What is asked.
Skip the images and return the records below exactly.

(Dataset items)
────
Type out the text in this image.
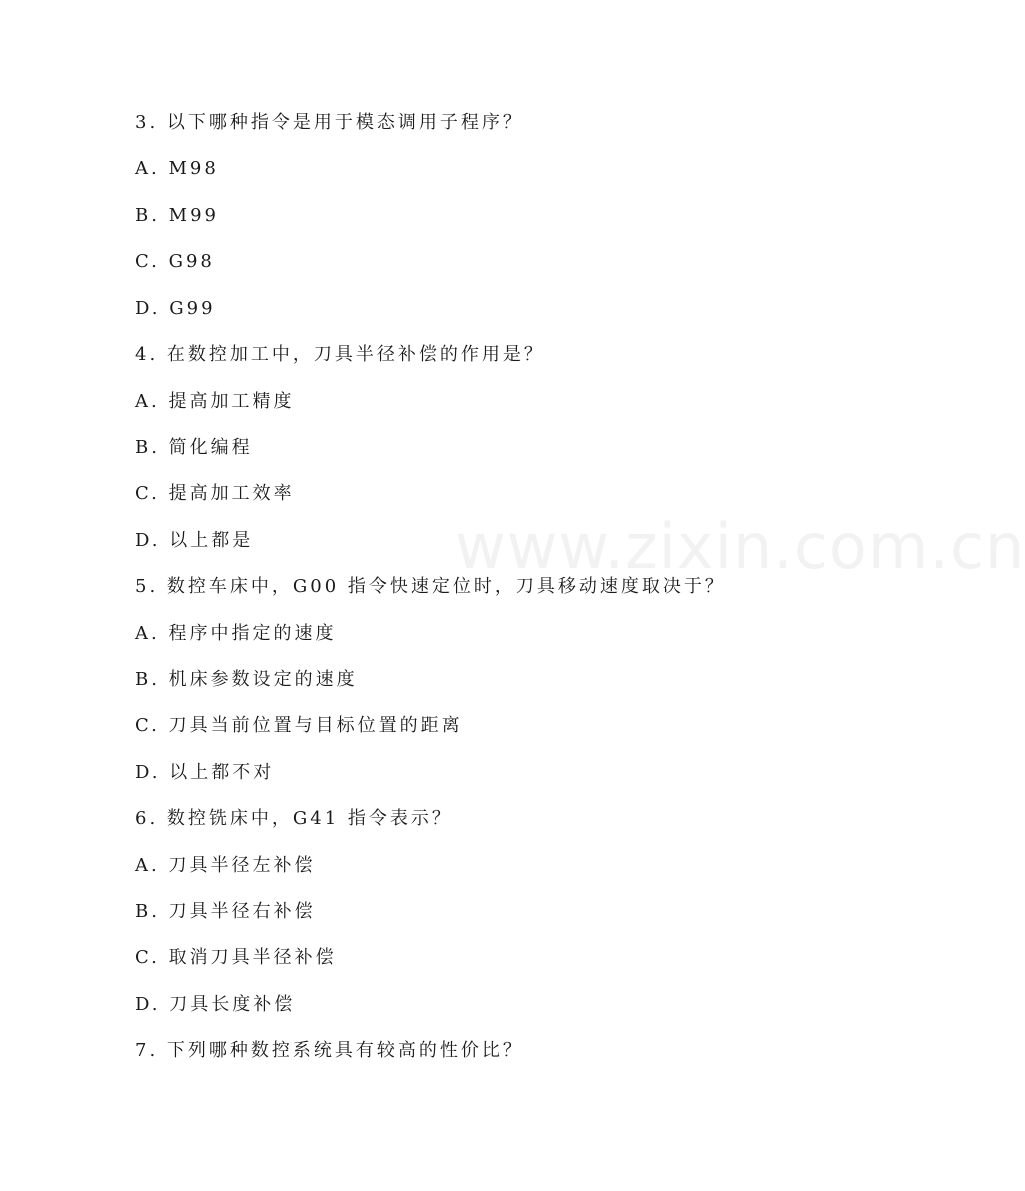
www.zixin.com.cn
3. 以下哪种指令是用于模态调用子程序？
A. M98
B. M99
C. G98
D. G99
4. 在数控加工中，刀具半径补偿的作用是？
A. 提高加工精度
B. 简化编程
C. 提高加工效率
D. 以上都是
5. 数控车床中，G00 指令快速定位时，刀具移动速度取决于？
A. 程序中指定的速度
B. 机床参数设定的速度
C. 刀具当前位置与目标位置的距离
D. 以上都不对
6. 数控铣床中，G41 指令表示？
A. 刀具半径左补偿
B. 刀具半径右补偿
C. 取消刀具半径补偿
D. 刀具长度补偿
7. 下列哪种数控系统具有较高的性价比？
────
Response to this task.
Type out the text in this image.
www.zixin.com.cn
3. 以下哪种指令是用于模态调用子程序？
A. M98
B. M99
C. G98
D. G99
4. 在数控加工中，刀具半径补偿的作用是？
A. 提高加工精度
B. 简化编程
C. 提高加工效率
D. 以上都是
5. 数控车床中，G00 指令快速定位时，刀具移动速度取决于？
A. 程序中指定的速度
B. 机床参数设定的速度
C. 刀具当前位置与目标位置的距离
D. 以上都不对
6. 数控铣床中，G41 指令表示？
A. 刀具半径左补偿
B. 刀具半径右补偿
C. 取消刀具半径补偿
D. 刀具长度补偿
7. 下列哪种数控系统具有较高的性价比？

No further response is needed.